• [Supplied records]
START

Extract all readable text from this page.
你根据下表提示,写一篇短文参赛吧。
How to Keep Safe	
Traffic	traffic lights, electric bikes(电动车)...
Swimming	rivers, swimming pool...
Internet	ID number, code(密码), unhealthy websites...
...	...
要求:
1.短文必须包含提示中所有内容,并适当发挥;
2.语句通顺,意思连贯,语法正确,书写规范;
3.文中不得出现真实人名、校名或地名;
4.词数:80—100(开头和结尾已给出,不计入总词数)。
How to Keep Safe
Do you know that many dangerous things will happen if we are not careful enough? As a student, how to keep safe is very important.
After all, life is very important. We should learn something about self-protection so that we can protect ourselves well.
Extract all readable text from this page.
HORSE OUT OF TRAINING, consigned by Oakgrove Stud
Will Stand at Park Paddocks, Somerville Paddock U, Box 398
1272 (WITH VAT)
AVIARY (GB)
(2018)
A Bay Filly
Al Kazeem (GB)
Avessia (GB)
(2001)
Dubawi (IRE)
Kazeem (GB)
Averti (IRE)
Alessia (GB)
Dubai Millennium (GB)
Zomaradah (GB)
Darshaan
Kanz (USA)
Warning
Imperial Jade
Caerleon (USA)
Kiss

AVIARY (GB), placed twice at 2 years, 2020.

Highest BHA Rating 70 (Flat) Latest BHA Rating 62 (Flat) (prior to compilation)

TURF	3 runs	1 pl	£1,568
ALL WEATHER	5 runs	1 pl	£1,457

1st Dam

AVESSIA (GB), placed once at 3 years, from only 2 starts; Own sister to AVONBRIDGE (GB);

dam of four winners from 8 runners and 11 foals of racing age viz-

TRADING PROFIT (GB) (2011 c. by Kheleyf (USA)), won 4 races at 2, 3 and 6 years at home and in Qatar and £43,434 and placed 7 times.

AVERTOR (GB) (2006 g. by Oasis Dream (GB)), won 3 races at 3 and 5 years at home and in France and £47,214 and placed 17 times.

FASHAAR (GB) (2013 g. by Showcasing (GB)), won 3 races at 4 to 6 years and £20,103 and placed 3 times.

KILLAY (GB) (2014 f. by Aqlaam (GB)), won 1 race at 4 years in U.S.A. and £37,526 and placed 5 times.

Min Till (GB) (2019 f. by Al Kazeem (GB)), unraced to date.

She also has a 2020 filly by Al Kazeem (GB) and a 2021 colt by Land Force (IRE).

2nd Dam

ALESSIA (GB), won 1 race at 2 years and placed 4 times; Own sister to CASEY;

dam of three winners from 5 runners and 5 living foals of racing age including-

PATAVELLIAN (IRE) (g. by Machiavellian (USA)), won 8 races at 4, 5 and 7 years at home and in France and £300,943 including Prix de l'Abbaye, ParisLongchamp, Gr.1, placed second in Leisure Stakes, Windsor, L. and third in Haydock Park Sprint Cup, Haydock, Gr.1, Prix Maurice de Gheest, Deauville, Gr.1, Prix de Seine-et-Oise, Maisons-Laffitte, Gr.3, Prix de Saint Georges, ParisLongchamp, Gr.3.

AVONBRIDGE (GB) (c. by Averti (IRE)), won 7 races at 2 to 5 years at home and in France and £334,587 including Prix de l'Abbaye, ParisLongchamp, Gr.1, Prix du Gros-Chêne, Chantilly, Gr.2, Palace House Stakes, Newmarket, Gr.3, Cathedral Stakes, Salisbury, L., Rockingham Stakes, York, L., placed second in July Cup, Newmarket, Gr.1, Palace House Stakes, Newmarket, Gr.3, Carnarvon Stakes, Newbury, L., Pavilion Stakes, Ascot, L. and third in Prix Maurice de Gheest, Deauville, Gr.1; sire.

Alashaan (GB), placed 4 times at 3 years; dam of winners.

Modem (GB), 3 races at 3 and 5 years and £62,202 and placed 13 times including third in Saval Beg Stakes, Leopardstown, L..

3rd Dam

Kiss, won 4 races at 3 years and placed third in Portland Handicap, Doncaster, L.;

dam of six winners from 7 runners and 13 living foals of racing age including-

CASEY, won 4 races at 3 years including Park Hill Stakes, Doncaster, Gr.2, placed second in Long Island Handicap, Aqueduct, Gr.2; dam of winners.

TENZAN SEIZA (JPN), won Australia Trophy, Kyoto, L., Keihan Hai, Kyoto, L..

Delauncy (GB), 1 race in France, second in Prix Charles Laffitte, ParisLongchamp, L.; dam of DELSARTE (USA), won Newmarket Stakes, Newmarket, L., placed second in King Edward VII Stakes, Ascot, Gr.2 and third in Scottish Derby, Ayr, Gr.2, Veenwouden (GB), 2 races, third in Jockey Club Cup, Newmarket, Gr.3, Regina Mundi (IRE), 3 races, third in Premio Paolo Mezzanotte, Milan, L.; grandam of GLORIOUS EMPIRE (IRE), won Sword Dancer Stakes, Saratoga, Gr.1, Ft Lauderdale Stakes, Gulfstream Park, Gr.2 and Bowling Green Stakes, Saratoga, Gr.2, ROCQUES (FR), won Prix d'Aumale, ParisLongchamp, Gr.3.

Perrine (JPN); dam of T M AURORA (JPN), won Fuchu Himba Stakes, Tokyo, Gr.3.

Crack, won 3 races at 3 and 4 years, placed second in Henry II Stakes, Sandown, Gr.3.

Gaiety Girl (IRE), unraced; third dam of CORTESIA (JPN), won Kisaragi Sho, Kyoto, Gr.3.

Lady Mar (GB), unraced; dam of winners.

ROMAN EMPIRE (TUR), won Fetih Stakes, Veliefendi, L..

END

• [What is required]
Pull out each record as written and restate it exactly.

• [Answer to this task]
Extract all readable text from this page.
你根据下表提示,写一篇短文参赛吧。
How to Keep Safe	
Traffic	traffic lights, electric bikes(电动车)...
Swimming	rivers, swimming pool...
Internet	ID number, code(密码), unhealthy websites...
...	...
要求:
1.短文必须包含提示中所有内容,并适当发挥;
2.语句通顺,意思连贯,语法正确,书写规范;
3.文中不得出现真实人名、校名或地名;
4.词数:80—100(开头和结尾已给出,不计入总词数)。
How to Keep Safe
Do you know that many dangerous things will happen if we are not careful enough? As a student, how to keep safe is very important.
After all, life is very important. We should learn something about self-protection so that we can protect ourselves well.
Extract all readable text from this page.
HORSE OUT OF TRAINING, consigned by Oakgrove Stud
Will Stand at Park Paddocks, Somerville Paddock U, Box 398
1272 (WITH VAT)
AVIARY (GB)
(2018)
A Bay Filly
Al Kazeem (GB)
Avessia (GB)
(2001)
Dubawi (IRE)
Kazeem (GB)
Averti (IRE)
Alessia (GB)
Dubai Millennium (GB)
Zomaradah (GB)
Darshaan
Kanz (USA)
Warning
Imperial Jade
Caerleon (USA)
Kiss

AVIARY (GB), placed twice at 2 years, 2020.

Highest BHA Rating 70 (Flat) Latest BHA Rating 62 (Flat) (prior to compilation)

TURF	3 runs	1 pl	£1,568
ALL WEATHER	5 runs	1 pl	£1,457

1st Dam

AVESSIA (GB), placed once at 3 years, from only 2 starts; Own sister to AVONBRIDGE (GB);

dam of four winners from 8 runners and 11 foals of racing age viz-

TRADING PROFIT (GB) (2011 c. by Kheleyf (USA)), won 4 races at 2, 3 and 6 years at home and in Qatar and £43,434 and placed 7 times.

AVERTOR (GB) (2006 g. by Oasis Dream (GB)), won 3 races at 3 and 5 years at home and in France and £47,214 and placed 17 times.

FASHAAR (GB) (2013 g. by Showcasing (GB)), won 3 races at 4 to 6 years and £20,103 and placed 3 times.

KILLAY (GB) (2014 f. by Aqlaam (GB)), won 1 race at 4 years in U.S.A. and £37,526 and placed 5 times.

Min Till (GB) (2019 f. by Al Kazeem (GB)), unraced to date.

She also has a 2020 filly by Al Kazeem (GB) and a 2021 colt by Land Force (IRE).

2nd Dam

ALESSIA (GB), won 1 race at 2 years and placed 4 times; Own sister to CASEY;

dam of three winners from 5 runners and 5 living foals of racing age including-

PATAVELLIAN (IRE) (g. by Machiavellian (USA)), won 8 races at 4, 5 and 7 years at home and in France and £300,943 including Prix de l'Abbaye, ParisLongchamp, Gr.1, placed second in Leisure Stakes, Windsor, L. and third in Haydock Park Sprint Cup, Haydock, Gr.1, Prix Maurice de Gheest, Deauville, Gr.1, Prix de Seine-et-Oise, Maisons-Laffitte, Gr.3, Prix de Saint Georges, ParisLongchamp, Gr.3.

AVONBRIDGE (GB) (c. by Averti (IRE)), won 7 races at 2 to 5 years at home and in France and £334,587 including Prix de l'Abbaye, ParisLongchamp, Gr.1, Prix du Gros-Chêne, Chantilly, Gr.2, Palace House Stakes, Newmarket, Gr.3, Cathedral Stakes, Salisbury, L., Rockingham Stakes, York, L., placed second in July Cup, Newmarket, Gr.1, Palace House Stakes, Newmarket, Gr.3, Carnarvon Stakes, Newbury, L., Pavilion Stakes, Ascot, L. and third in Prix Maurice de Gheest, Deauville, Gr.1; sire.

Alashaan (GB), placed 4 times at 3 years; dam of winners.

Modem (GB), 3 races at 3 and 5 years and £62,202 and placed 13 times including third in Saval Beg Stakes, Leopardstown, L..

3rd Dam

Kiss, won 4 races at 3 years and placed third in Portland Handicap, Doncaster, L.;

dam of six winners from 7 runners and 13 living foals of racing age including-

CASEY, won 4 races at 3 years including Park Hill Stakes, Doncaster, Gr.2, placed second in Long Island Handicap, Aqueduct, Gr.2; dam of winners.

TENZAN SEIZA (JPN), won Australia Trophy, Kyoto, L., Keihan Hai, Kyoto, L..

Delauncy (GB), 1 race in France, second in Prix Charles Laffitte, ParisLongchamp, L.; dam of DELSARTE (USA), won Newmarket Stakes, Newmarket, L., placed second in King Edward VII Stakes, Ascot, Gr.2 and third in Scottish Derby, Ayr, Gr.2, Veenwouden (GB), 2 races, third in Jockey Club Cup, Newmarket, Gr.3, Regina Mundi (IRE), 3 races, third in Premio Paolo Mezzanotte, Milan, L.; grandam of GLORIOUS EMPIRE (IRE), won Sword Dancer Stakes, Saratoga, Gr.1, Ft Lauderdale Stakes, Gulfstream Park, Gr.2 and Bowling Green Stakes, Saratoga, Gr.2, ROCQUES (FR), won Prix d'Aumale, ParisLongchamp, Gr.3.

Perrine (JPN); dam of T M AURORA (JPN), won Fuchu Himba Stakes, Tokyo, Gr.3.

Crack, won 3 races at 3 and 4 years, placed second in Henry II Stakes, Sandown, Gr.3.

Gaiety Girl (IRE), unraced; third dam of CORTESIA (JPN), won Kisaragi Sho, Kyoto, Gr.3.

Lady Mar (GB), unraced; dam of winners.

ROMAN EMPIRE (TUR), won Fetih Stakes, Veliefendi, L..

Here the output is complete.